__JOB__
Read the records below and copy each line that contains "Physical".

__DATA SHOWN__
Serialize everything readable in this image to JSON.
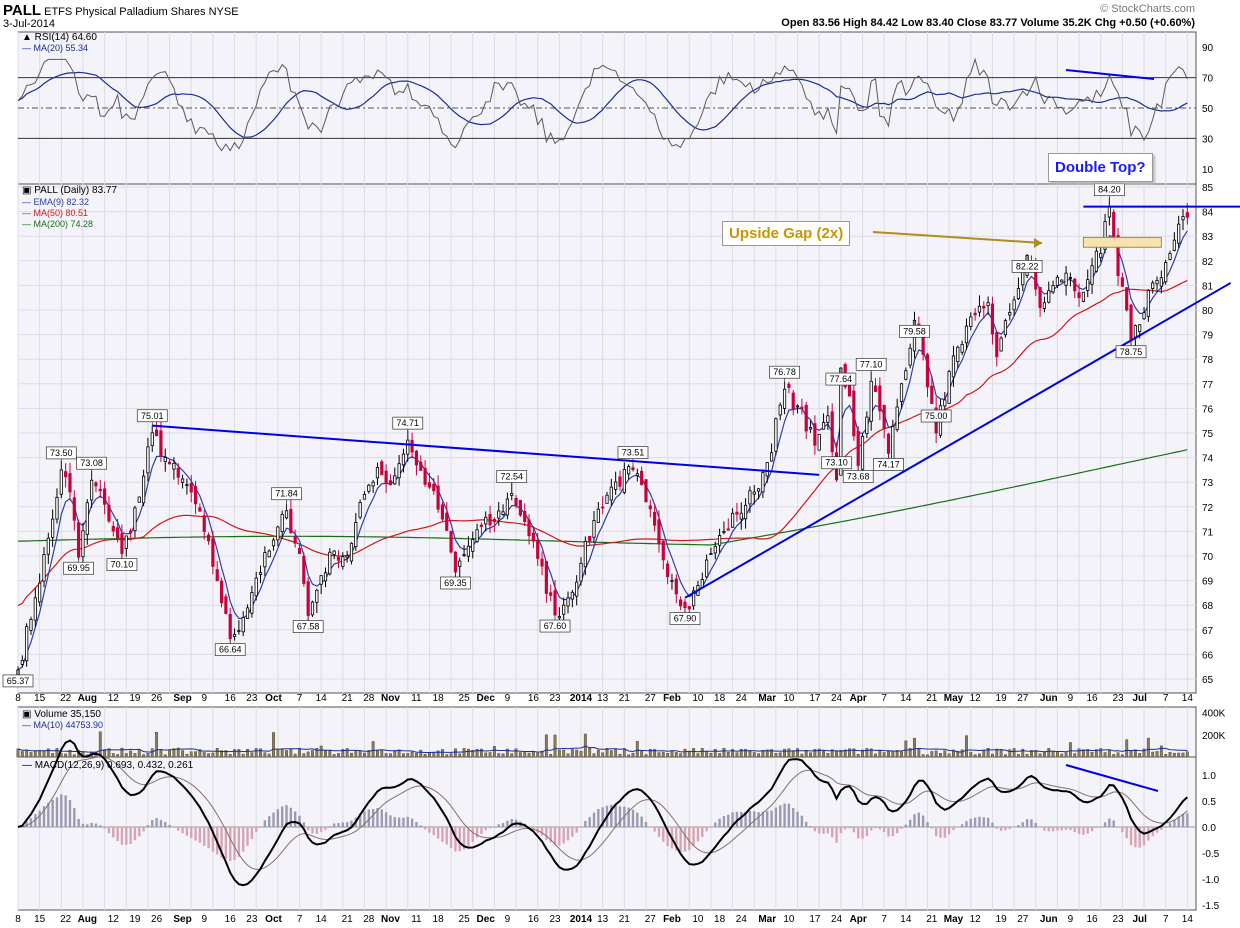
{
  "header": {
    "symbol": "PALL",
    "name": "ETFS Physical Palladium Shares",
    "exchange": "NYSE",
    "date": "3-Jul-2014",
    "ohlc": "Open 83.56  High 84.42  Low 83.40  Close 83.77  Volume 35.2K  Chg +0.50 (+0.60%)",
    "credit": "© StockCharts.com"
  },
  "panels": {
    "rsi": {
      "label": "RSI(14) 64.60",
      "ma_label": "MA(20) 55.34",
      "ticks": [
        "90",
        "70",
        "50",
        "30",
        "10"
      ]
    },
    "price": {
      "label": "PALL (Daily) 83.77",
      "ema_label": "EMA(9) 82.32",
      "ma50_label": "MA(50) 80.51",
      "ma200_label": "MA(200) 74.28",
      "ticks": [
        "85",
        "84",
        "83",
        "82",
        "81",
        "80",
        "79",
        "78",
        "77",
        "76",
        "75",
        "74",
        "73",
        "72",
        "71",
        "70",
        "69",
        "68",
        "67",
        "66",
        "65"
      ]
    },
    "volume": {
      "label": "Volume 35,150",
      "ma_label": "MA(10) 44753.90",
      "ticks": [
        "400K",
        "200K"
      ]
    },
    "macd": {
      "label": "MACD(12,26,9) 0.693, 0.432, 0.261",
      "ticks": [
        "1.0",
        "0.5",
        "0.0",
        "-0.5",
        "-1.0",
        "-1.5"
      ]
    }
  },
  "x_axis_labels": [
    "8",
    "15",
    "22",
    "Aug",
    "12",
    "19",
    "26",
    "Sep",
    "9",
    "16",
    "23",
    "Oct",
    "7",
    "14",
    "21",
    "28",
    "Nov",
    "11",
    "18",
    "25",
    "Dec",
    "9",
    "16",
    "23",
    "2014",
    "13",
    "21",
    "27",
    "Feb",
    "10",
    "18",
    "24",
    "Mar",
    "10",
    "17",
    "24",
    "Apr",
    "7",
    "14",
    "21",
    "May",
    "12",
    "19",
    "27",
    "Jun",
    "9",
    "16",
    "23",
    "Jul",
    "7",
    "14"
  ],
  "annotations": {
    "upside_gap": "Upside Gap (2x)",
    "double_top": "Double Top?"
  },
  "price_labels": [
    {
      "text": "65.37",
      "x": 0,
      "y": 65.37
    },
    {
      "text": "73.50",
      "x": 10,
      "y": 73.5
    },
    {
      "text": "69.95",
      "x": 14,
      "y": 69.95
    },
    {
      "text": "73.08",
      "x": 17,
      "y": 73.08
    },
    {
      "text": "70.10",
      "x": 24,
      "y": 70.1
    },
    {
      "text": "75.01",
      "x": 31,
      "y": 75.01
    },
    {
      "text": "66.64",
      "x": 49,
      "y": 66.64
    },
    {
      "text": "71.84",
      "x": 62,
      "y": 71.84
    },
    {
      "text": "67.58",
      "x": 67,
      "y": 67.58
    },
    {
      "text": "74.71",
      "x": 90,
      "y": 74.71
    },
    {
      "text": "69.35",
      "x": 101,
      "y": 69.35
    },
    {
      "text": "72.54",
      "x": 114,
      "y": 72.54
    },
    {
      "text": "67.60",
      "x": 124,
      "y": 67.6
    },
    {
      "text": "73.51",
      "x": 142,
      "y": 73.51
    },
    {
      "text": "67.90",
      "x": 154,
      "y": 67.9
    },
    {
      "text": "76.78",
      "x": 177,
      "y": 76.78
    },
    {
      "text": "77.64",
      "x": 190,
      "y": 77.64
    },
    {
      "text": "73.10",
      "x": 189,
      "y": 73.1
    },
    {
      "text": "73.68",
      "x": 194,
      "y": 73.68
    },
    {
      "text": "77.10",
      "x": 197,
      "y": 77.1
    },
    {
      "text": "74.17",
      "x": 201,
      "y": 74.17
    },
    {
      "text": "79.58",
      "x": 207,
      "y": 79.58
    },
    {
      "text": "75.00",
      "x": 212,
      "y": 75.0
    },
    {
      "text": "82.22",
      "x": 233,
      "y": 82.22
    },
    {
      "text": "84.20",
      "x": 252,
      "y": 84.2
    },
    {
      "text": "78.75",
      "x": 257,
      "y": 78.75
    }
  ],
  "chart_data": {
    "type": "candlestick",
    "title": "PALL ETFS Physical Palladium Shares NYSE",
    "x_range_trading_days": [
      0,
      272
    ],
    "price_range": [
      64.6,
      85.2
    ],
    "anchors": [
      [
        0,
        65.37
      ],
      [
        4,
        68.3
      ],
      [
        8,
        71.5
      ],
      [
        10,
        73.5
      ],
      [
        12,
        72.6
      ],
      [
        14,
        69.95
      ],
      [
        17,
        73.08
      ],
      [
        20,
        72.1
      ],
      [
        24,
        70.1
      ],
      [
        28,
        72.4
      ],
      [
        31,
        75.01
      ],
      [
        34,
        74.0
      ],
      [
        37,
        73.2
      ],
      [
        40,
        72.6
      ],
      [
        43,
        71.0
      ],
      [
        46,
        69.0
      ],
      [
        49,
        66.64
      ],
      [
        52,
        67.5
      ],
      [
        55,
        69.1
      ],
      [
        58,
        70.2
      ],
      [
        62,
        71.84
      ],
      [
        65,
        70.1
      ],
      [
        67,
        67.58
      ],
      [
        70,
        69.2
      ],
      [
        73,
        70.2
      ],
      [
        76,
        70.0
      ],
      [
        80,
        72.5
      ],
      [
        83,
        73.6
      ],
      [
        86,
        72.9
      ],
      [
        90,
        74.71
      ],
      [
        92,
        73.7
      ],
      [
        95,
        72.8
      ],
      [
        98,
        71.5
      ],
      [
        101,
        69.35
      ],
      [
        104,
        70.4
      ],
      [
        107,
        71.2
      ],
      [
        110,
        71.4
      ],
      [
        114,
        72.54
      ],
      [
        117,
        71.4
      ],
      [
        120,
        69.9
      ],
      [
        124,
        67.6
      ],
      [
        127,
        68.3
      ],
      [
        130,
        69.7
      ],
      [
        134,
        71.9
      ],
      [
        137,
        72.8
      ],
      [
        142,
        73.51
      ],
      [
        145,
        72.2
      ],
      [
        148,
        70.5
      ],
      [
        151,
        69.0
      ],
      [
        154,
        67.9
      ],
      [
        157,
        68.8
      ],
      [
        160,
        70.1
      ],
      [
        163,
        71.0
      ],
      [
        166,
        71.7
      ],
      [
        170,
        72.6
      ],
      [
        173,
        73.8
      ],
      [
        177,
        76.78
      ],
      [
        180,
        76.1
      ],
      [
        184,
        74.5
      ],
      [
        187,
        75.7
      ],
      [
        189,
        73.1
      ],
      [
        190,
        77.64
      ],
      [
        192,
        76.5
      ],
      [
        194,
        73.68
      ],
      [
        197,
        77.1
      ],
      [
        199,
        75.9
      ],
      [
        201,
        74.17
      ],
      [
        204,
        77.0
      ],
      [
        207,
        79.58
      ],
      [
        209,
        78.2
      ],
      [
        212,
        75.0
      ],
      [
        215,
        77.5
      ],
      [
        218,
        78.6
      ],
      [
        221,
        79.8
      ],
      [
        224,
        80.3
      ],
      [
        226,
        78.1
      ],
      [
        229,
        79.9
      ],
      [
        233,
        82.22
      ],
      [
        236,
        80.1
      ],
      [
        239,
        81.0
      ],
      [
        242,
        81.5
      ],
      [
        245,
        80.5
      ],
      [
        248,
        81.8
      ],
      [
        250,
        82.3
      ],
      [
        252,
        84.2
      ],
      [
        254,
        81.4
      ],
      [
        256,
        80.0
      ],
      [
        257,
        78.75
      ],
      [
        259,
        79.4
      ],
      [
        261,
        80.8
      ],
      [
        263,
        81.2
      ],
      [
        266,
        82.3
      ],
      [
        269,
        83.8
      ],
      [
        270,
        83.77
      ]
    ],
    "series": [
      {
        "name": "PALL (Daily)",
        "last": 83.77
      },
      {
        "name": "EMA(9)",
        "last": 82.32
      },
      {
        "name": "MA(50)",
        "last": 80.51
      },
      {
        "name": "MA(200)",
        "last": 74.28
      }
    ],
    "trendlines": [
      {
        "from": [
          31,
          75.3
        ],
        "to": [
          185,
          73.3
        ],
        "color": "#0000e6"
      },
      {
        "from": [
          154,
          68.3
        ],
        "to": [
          280,
          81.1
        ],
        "color": "#0000e6"
      },
      {
        "from": [
          246,
          84.2
        ],
        "to": [
          286,
          84.2
        ],
        "color": "#0000e6"
      }
    ],
    "rsi": {
      "range": [
        0,
        100
      ],
      "levels": [
        70,
        50,
        30
      ],
      "last": 64.6,
      "ma_last": 55.34
    },
    "volume": {
      "ticks": [
        "400K",
        "200K"
      ],
      "last": 35150,
      "ma_last": 44753.9
    },
    "macd": {
      "range": [
        -1.6,
        1.3
      ],
      "macd_last": 0.693,
      "signal_last": 0.432,
      "hist_last": 0.261
    },
    "colors": {
      "up": "#000000",
      "down": "#c8003c",
      "ema9": "#2f3ea8",
      "ma50": "#d01818",
      "ma200": "#1a6e1a",
      "rsi": "#5a5a5a",
      "trend": "#0000e6",
      "gap_line": "#b08c1a",
      "gap_fill": "#f6e3b0"
    }
  }
}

__RESULT__
    "name": "ETFS Physical Palladium Shares",
    "title": "PALL ETFS Physical Palladium Shares NYSE",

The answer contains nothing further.